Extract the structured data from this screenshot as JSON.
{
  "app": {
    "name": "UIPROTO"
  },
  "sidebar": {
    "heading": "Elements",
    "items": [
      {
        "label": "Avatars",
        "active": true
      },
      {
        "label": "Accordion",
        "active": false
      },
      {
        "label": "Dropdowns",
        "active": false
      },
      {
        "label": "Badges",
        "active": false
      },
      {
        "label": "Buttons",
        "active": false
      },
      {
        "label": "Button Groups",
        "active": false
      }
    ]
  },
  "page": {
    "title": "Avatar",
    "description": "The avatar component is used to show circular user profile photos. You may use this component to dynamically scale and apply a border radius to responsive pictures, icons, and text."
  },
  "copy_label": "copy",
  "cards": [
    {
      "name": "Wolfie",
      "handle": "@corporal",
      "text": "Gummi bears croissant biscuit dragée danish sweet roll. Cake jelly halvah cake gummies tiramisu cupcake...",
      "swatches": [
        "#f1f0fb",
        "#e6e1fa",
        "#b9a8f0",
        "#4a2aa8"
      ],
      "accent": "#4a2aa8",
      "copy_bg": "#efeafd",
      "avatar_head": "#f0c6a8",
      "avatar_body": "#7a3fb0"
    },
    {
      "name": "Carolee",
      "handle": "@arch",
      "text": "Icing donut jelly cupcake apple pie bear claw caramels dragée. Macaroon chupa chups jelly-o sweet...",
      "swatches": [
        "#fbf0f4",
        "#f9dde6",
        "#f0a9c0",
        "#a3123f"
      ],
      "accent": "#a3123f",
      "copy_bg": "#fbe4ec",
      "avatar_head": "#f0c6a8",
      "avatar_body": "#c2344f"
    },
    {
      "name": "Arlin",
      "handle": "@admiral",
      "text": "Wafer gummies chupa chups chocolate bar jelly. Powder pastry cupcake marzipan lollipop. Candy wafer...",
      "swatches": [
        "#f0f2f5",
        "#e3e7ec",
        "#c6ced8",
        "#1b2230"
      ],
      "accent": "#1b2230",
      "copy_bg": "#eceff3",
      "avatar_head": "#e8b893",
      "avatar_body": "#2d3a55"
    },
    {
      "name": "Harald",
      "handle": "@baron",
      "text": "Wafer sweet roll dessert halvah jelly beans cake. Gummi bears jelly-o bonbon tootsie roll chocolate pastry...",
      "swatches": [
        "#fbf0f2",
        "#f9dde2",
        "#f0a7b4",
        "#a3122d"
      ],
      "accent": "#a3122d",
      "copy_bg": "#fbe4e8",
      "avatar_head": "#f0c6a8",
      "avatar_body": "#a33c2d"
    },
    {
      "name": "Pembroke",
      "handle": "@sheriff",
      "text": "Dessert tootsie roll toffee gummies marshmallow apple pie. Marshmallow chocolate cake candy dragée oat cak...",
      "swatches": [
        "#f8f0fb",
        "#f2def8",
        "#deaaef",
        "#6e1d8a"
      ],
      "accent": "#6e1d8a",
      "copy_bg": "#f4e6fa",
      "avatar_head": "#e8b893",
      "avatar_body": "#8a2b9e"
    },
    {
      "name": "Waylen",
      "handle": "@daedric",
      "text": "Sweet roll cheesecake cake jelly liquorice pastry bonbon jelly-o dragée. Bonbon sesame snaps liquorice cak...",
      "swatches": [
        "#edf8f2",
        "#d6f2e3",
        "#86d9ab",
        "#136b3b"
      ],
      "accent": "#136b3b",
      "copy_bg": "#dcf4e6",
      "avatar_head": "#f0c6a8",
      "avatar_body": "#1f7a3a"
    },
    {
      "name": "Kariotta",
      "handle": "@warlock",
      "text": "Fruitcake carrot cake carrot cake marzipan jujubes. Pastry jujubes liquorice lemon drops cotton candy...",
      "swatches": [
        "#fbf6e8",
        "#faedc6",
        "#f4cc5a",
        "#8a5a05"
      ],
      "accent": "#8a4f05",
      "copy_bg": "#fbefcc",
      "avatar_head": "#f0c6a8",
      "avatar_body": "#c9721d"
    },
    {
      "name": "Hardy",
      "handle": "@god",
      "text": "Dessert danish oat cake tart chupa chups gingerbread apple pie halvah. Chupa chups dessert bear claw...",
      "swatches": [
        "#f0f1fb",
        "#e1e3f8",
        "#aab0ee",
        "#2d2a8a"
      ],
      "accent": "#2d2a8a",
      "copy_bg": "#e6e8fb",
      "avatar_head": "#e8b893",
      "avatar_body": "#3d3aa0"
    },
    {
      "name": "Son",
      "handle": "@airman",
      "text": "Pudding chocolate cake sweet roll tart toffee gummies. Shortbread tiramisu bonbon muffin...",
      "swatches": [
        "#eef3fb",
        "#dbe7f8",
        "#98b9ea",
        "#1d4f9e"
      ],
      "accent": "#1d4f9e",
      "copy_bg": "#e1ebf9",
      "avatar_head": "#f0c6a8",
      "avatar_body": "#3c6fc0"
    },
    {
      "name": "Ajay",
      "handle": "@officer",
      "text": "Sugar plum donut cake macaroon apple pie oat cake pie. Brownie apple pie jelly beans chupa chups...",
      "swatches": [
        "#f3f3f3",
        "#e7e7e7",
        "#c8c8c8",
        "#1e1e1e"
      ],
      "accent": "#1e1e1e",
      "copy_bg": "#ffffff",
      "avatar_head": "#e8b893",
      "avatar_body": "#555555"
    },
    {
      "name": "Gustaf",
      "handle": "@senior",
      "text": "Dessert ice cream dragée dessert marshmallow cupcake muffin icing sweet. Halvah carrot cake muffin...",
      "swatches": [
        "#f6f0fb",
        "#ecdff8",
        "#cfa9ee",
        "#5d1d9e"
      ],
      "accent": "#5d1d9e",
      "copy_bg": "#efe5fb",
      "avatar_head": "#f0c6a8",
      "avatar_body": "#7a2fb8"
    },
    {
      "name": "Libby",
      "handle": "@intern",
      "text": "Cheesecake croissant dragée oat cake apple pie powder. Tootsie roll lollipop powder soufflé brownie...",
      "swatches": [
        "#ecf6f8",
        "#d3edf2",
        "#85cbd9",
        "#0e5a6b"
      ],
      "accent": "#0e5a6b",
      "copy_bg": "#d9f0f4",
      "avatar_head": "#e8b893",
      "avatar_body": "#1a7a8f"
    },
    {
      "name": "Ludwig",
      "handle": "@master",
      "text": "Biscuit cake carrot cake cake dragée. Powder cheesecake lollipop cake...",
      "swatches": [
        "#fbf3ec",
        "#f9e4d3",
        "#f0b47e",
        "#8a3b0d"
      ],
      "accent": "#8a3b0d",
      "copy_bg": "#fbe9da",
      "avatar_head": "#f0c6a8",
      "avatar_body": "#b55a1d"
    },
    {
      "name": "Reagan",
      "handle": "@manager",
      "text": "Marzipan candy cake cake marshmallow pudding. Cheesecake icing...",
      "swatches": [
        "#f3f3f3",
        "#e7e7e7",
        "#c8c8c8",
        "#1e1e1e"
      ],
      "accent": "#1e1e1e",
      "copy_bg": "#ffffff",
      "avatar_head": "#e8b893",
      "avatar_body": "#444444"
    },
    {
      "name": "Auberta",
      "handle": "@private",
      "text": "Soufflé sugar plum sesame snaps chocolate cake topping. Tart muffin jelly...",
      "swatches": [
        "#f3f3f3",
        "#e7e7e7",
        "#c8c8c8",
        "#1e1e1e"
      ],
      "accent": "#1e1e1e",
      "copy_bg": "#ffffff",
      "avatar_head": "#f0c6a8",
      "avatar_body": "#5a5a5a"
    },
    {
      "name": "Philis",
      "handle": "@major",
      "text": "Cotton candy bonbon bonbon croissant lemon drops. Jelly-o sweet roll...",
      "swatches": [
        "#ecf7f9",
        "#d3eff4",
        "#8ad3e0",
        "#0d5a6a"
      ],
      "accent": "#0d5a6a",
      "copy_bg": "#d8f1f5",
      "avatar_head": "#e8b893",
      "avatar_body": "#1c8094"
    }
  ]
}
============
Given request |
Quote all of the entries verbatim.

Task result |
Extract the structured data from this screenshot as JSON.
{
  "app": {
    "name": "UIPROTO"
  },
  "sidebar": {
    "heading": "Elements",
    "items": [
      {
        "label": "Avatars",
        "active": true
      },
      {
        "label": "Accordion",
        "active": false
      },
      {
        "label": "Dropdowns",
        "active": false
      },
      {
        "label": "Badges",
        "active": false
      },
      {
        "label": "Buttons",
        "active": false
      },
      {
        "label": "Button Groups",
        "active": false
      }
    ]
  },
  "page": {
    "title": "Avatar",
    "description": "The avatar component is used to show circular user profile photos. You may use this component to dynamically scale and apply a border radius to responsive pictures, icons, and text."
  },
  "copy_label": "copy",
  "cards": [
    {
      "name": "Wolfie",
      "handle": "@corporal",
      "text": "Gummi bears croissant biscuit dragée danish sweet roll. Cake jelly halvah cake gummies tiramisu cupcake...",
      "swatches": [
        "#f1f0fb",
        "#e6e1fa",
        "#b9a8f0",
        "#4a2aa8"
      ],
      "accent": "#4a2aa8",
      "copy_bg": "#efeafd",
      "avatar_head": "#f0c6a8",
      "avatar_body": "#7a3fb0"
    },
    {
      "name": "Carolee",
      "handle": "@arch",
      "text": "Icing donut jelly cupcake apple pie bear claw caramels dragée. Macaroon chupa chups jelly-o sweet...",
      "swatches": [
        "#fbf0f4",
        "#f9dde6",
        "#f0a9c0",
        "#a3123f"
      ],
      "accent": "#a3123f",
      "copy_bg": "#fbe4ec",
      "avatar_head": "#f0c6a8",
      "avatar_body": "#c2344f"
    },
    {
      "name": "Arlin",
      "handle": "@admiral",
      "text": "Wafer gummies chupa chups chocolate bar jelly. Powder pastry cupcake marzipan lollipop. Candy wafer...",
      "swatches": [
        "#f0f2f5",
        "#e3e7ec",
        "#c6ced8",
        "#1b2230"
      ],
      "accent": "#1b2230",
      "copy_bg": "#eceff3",
      "avatar_head": "#e8b893",
      "avatar_body": "#2d3a55"
    },
    {
      "name": "Harald",
      "handle": "@baron",
      "text": "Wafer sweet roll dessert halvah jelly beans cake. Gummi bears jelly-o bonbon tootsie roll chocolate pastry...",
      "swatches": [
        "#fbf0f2",
        "#f9dde2",
        "#f0a7b4",
        "#a3122d"
      ],
      "accent": "#a3122d",
      "copy_bg": "#fbe4e8",
      "avatar_head": "#f0c6a8",
      "avatar_body": "#a33c2d"
    },
    {
      "name": "Pembroke",
      "handle": "@sheriff",
      "text": "Dessert tootsie roll toffee gummies marshmallow apple pie. Marshmallow chocolate cake candy dragée oat cak...",
      "swatches": [
        "#f8f0fb",
        "#f2def8",
        "#deaaef",
        "#6e1d8a"
      ],
      "accent": "#6e1d8a",
      "copy_bg": "#f4e6fa",
      "avatar_head": "#e8b893",
      "avatar_body": "#8a2b9e"
    },
    {
      "name": "Waylen",
      "handle": "@daedric",
      "text": "Sweet roll cheesecake cake jelly liquorice pastry bonbon jelly-o dragée. Bonbon sesame snaps liquorice cak...",
      "swatches": [
        "#edf8f2",
        "#d6f2e3",
        "#86d9ab",
        "#136b3b"
      ],
      "accent": "#136b3b",
      "copy_bg": "#dcf4e6",
      "avatar_head": "#f0c6a8",
      "avatar_body": "#1f7a3a"
    },
    {
      "name": "Kariotta",
      "handle": "@warlock",
      "text": "Fruitcake carrot cake carrot cake marzipan jujubes. Pastry jujubes liquorice lemon drops cotton candy...",
      "swatches": [
        "#fbf6e8",
        "#faedc6",
        "#f4cc5a",
        "#8a5a05"
      ],
      "accent": "#8a4f05",
      "copy_bg": "#fbefcc",
      "avatar_head": "#f0c6a8",
      "avatar_body": "#c9721d"
    },
    {
      "name": "Hardy",
      "handle": "@god",
      "text": "Dessert danish oat cake tart chupa chups gingerbread apple pie halvah. Chupa chups dessert bear claw...",
      "swatches": [
        "#f0f1fb",
        "#e1e3f8",
        "#aab0ee",
        "#2d2a8a"
      ],
      "accent": "#2d2a8a",
      "copy_bg": "#e6e8fb",
      "avatar_head": "#e8b893",
      "avatar_body": "#3d3aa0"
    },
    {
      "name": "Son",
      "handle": "@airman",
      "text": "Pudding chocolate cake sweet roll tart toffee gummies. Shortbread tiramisu bonbon muffin...",
      "swatches": [
        "#eef3fb",
        "#dbe7f8",
        "#98b9ea",
        "#1d4f9e"
      ],
      "accent": "#1d4f9e",
      "copy_bg": "#e1ebf9",
      "avatar_head": "#f0c6a8",
      "avatar_body": "#3c6fc0"
    },
    {
      "name": "Ajay",
      "handle": "@officer",
      "text": "Sugar plum donut cake macaroon apple pie oat cake pie. Brownie apple pie jelly beans chupa chups...",
      "swatches": [
        "#f3f3f3",
        "#e7e7e7",
        "#c8c8c8",
        "#1e1e1e"
      ],
      "accent": "#1e1e1e",
      "copy_bg": "#ffffff",
      "avatar_head": "#e8b893",
      "avatar_body": "#555555"
    },
    {
      "name": "Gustaf",
      "handle": "@senior",
      "text": "Dessert ice cream dragée dessert marshmallow cupcake muffin icing sweet. Halvah carrot cake muffin...",
      "swatches": [
        "#f6f0fb",
        "#ecdff8",
        "#cfa9ee",
        "#5d1d9e"
      ],
      "accent": "#5d1d9e",
      "copy_bg": "#efe5fb",
      "avatar_head": "#f0c6a8",
      "avatar_body": "#7a2fb8"
    },
    {
      "name": "Libby",
      "handle": "@intern",
      "text": "Cheesecake croissant dragée oat cake apple pie powder. Tootsie roll lollipop powder soufflé brownie...",
      "swatches": [
        "#ecf6f8",
        "#d3edf2",
        "#85cbd9",
        "#0e5a6b"
      ],
      "accent": "#0e5a6b",
      "copy_bg": "#d9f0f4",
      "avatar_head": "#e8b893",
      "avatar_body": "#1a7a8f"
    },
    {
      "name": "Ludwig",
      "handle": "@master",
      "text": "Biscuit cake carrot cake cake dragée. Powder cheesecake lollipop cake...",
      "swatches": [
        "#fbf3ec",
        "#f9e4d3",
        "#f0b47e",
        "#8a3b0d"
      ],
      "accent": "#8a3b0d",
      "copy_bg": "#fbe9da",
      "avatar_head": "#f0c6a8",
      "avatar_body": "#b55a1d"
    },
    {
      "name": "Reagan",
      "handle": "@manager",
      "text": "Marzipan candy cake cake marshmallow pudding. Cheesecake icing...",
      "swatches": [
        "#f3f3f3",
        "#e7e7e7",
        "#c8c8c8",
        "#1e1e1e"
      ],
      "accent": "#1e1e1e",
      "copy_bg": "#ffffff",
      "avatar_head": "#e8b893",
      "avatar_body": "#444444"
    },
    {
      "name": "Auberta",
      "handle": "@private",
      "text": "Soufflé sugar plum sesame snaps chocolate cake topping. Tart muffin jelly...",
      "swatches": [
        "#f3f3f3",
        "#e7e7e7",
        "#c8c8c8",
        "#1e1e1e"
      ],
      "accent": "#1e1e1e",
      "copy_bg": "#ffffff",
      "avatar_head": "#f0c6a8",
      "avatar_body": "#5a5a5a"
    },
    {
      "name": "Philis",
      "handle": "@major",
      "text": "Cotton candy bonbon bonbon croissant lemon drops. Jelly-o sweet roll...",
      "swatches": [
        "#ecf7f9",
        "#d3eff4",
        "#8ad3e0",
        "#0d5a6a"
      ],
      "accent": "#0d5a6a",
      "copy_bg": "#d8f1f5",
      "avatar_head": "#e8b893",
      "avatar_body": "#1c8094"
    }
  ]
}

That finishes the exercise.